**CONSIGNES**.
**1.** Réécrivez sous forme de liste le paragraphe du passage proposé qui commence par « Puis, pendant vingt ans » en conservant ses faits principaux.
**2.** Dans les enregistrements, reprenez les lignes allant du début jusqu'à celle qui contient « y-tick-label: 60 bbox=[28, 202, 47, 221] », incluse, en remplaçant « legend-swatch » par « legend-marker » sans rien modifier d'autre. Ne donnez que ces lignes.

**PASSAGE PROPOSÉ**.
═══

Celle-ci devenant de moins en moins pertinente au fur et à mesure que le temps passe (je doute que 5 ans nous sépare de l'effondrement total des réseaux électriques mondiaux), une petite mise à jour me paraissait s'imposer.
L'idée de base de Duncan est d'utiliser le ratio "énergie produite par tête de pipe" pour construire sa prospective. Comme aujourd'hui, cette énergie vient essentiellement des combustibles fossiles et que l'épuisement de ces sources est décrite par de nombreux modèles, je vous propose de revisiter la théorie d'Olduvai à la lumière du ratio "énergie fossile consommée par tête de pipe".
Analyse des cinquante dernières années

Jusqu'au deuxième choc pétrolier, les "Trente Glorieuses" mondiales se traduisent par d'énormes progrès techniques qui sont industrialisés à grande échelle (du transistor à l'avion de ligne moderne), principalement en Occident, ce qui assoit sa domination. Le ratio croit régulièrement jusqu'à un maximum local d'environ 1,3 tep/individu/an (pour des questions de lisibilité, j'omettrai l'unité les fois suivantes)
Puis, pendant vingt ans (1980-2000), le ratio est resté quasi-stable, et le progrès "technico-industriel" a également cessé de progresser par rupture : la GenIV n'a pas dépassé le stade de prototype, le Concorde n'a pas eu de successeur et la micro-électronique s'est contentée d'appliquer la loi de Moore (2 fois plus tous les 18 mois).
Enfin, depuis la veille de l'an 2000, le ratio est reparti à la hausse, mais ce sont les puissances émergentes (Chine, Brésil, Inde...) qui en profitent pour se doter des infrastructures industrielles qui leur manque, plutôt que de fournir à l'Occident de nouvelles ruptures technico-industrielles qui lui permettraient de maintenir sa suprématie.

═══

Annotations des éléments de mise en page

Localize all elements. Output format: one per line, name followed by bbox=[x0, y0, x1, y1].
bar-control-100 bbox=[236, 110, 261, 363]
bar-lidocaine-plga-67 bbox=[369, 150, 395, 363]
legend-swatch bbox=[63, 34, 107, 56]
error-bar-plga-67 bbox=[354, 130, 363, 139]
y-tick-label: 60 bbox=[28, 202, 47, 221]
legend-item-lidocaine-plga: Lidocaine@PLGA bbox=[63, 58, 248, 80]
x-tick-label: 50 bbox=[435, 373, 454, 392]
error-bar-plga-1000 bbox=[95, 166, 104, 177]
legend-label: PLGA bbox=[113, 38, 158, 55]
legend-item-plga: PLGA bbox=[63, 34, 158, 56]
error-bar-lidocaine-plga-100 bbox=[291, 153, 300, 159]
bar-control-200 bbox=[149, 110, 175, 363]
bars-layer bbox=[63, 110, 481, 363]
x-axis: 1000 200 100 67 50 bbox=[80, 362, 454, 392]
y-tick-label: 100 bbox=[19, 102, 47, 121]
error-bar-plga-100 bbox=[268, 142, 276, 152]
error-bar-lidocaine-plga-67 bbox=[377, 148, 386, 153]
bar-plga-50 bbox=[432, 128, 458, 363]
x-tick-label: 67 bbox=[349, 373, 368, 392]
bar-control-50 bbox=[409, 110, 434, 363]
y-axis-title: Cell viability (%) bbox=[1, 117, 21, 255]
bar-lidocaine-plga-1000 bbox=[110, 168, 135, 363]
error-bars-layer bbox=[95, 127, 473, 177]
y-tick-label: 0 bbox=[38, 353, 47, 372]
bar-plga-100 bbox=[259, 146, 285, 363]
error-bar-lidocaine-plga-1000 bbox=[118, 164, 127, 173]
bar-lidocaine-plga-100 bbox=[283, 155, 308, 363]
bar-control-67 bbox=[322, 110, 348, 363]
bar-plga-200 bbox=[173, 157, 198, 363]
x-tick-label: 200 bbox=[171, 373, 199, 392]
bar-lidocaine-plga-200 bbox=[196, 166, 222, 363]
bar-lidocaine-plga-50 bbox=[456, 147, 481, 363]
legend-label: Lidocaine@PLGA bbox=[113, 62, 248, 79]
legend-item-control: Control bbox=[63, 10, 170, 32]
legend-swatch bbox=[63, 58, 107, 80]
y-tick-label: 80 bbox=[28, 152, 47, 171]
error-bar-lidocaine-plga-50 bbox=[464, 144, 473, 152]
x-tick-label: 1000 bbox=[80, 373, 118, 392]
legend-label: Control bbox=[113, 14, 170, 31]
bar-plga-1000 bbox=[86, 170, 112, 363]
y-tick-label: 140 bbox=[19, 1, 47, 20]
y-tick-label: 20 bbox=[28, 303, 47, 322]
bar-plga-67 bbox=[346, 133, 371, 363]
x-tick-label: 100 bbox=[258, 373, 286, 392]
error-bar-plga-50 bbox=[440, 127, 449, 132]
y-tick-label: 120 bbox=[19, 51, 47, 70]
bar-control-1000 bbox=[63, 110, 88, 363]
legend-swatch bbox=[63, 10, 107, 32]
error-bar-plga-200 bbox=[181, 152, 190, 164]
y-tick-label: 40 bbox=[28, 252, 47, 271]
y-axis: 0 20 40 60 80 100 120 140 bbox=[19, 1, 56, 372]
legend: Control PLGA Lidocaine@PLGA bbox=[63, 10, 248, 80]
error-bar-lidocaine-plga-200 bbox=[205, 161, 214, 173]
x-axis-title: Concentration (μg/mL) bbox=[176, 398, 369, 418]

═══

**RÉPONSES DANS L'ORDRE**.
**1.**
- De 1980 à 2000, le ratio est resté quasi stable.
- Le progrès « technico-industriel » a cessé de progresser par rupture :
  - la GenIV n'a pas dépassé le stade de prototype ;
  - le Concorde n'a pas eu de successeur ;
  - la micro-électronique s'est contentée d'appliquer la loi de Moore (2 fois plus tous les 18 mois).

**2.**
Localize all elements. Output format: one per line, name followed by bbox=[x0, y0, x1, y1].
bar-control-100 bbox=[236, 110, 261, 363]
bar-lidocaine-plga-67 bbox=[369, 150, 395, 363]
legend-marker bbox=[63, 34, 107, 56]
error-bar-plga-67 bbox=[354, 130, 363, 139]
y-tick-label: 60 bbox=[28, 202, 47, 221]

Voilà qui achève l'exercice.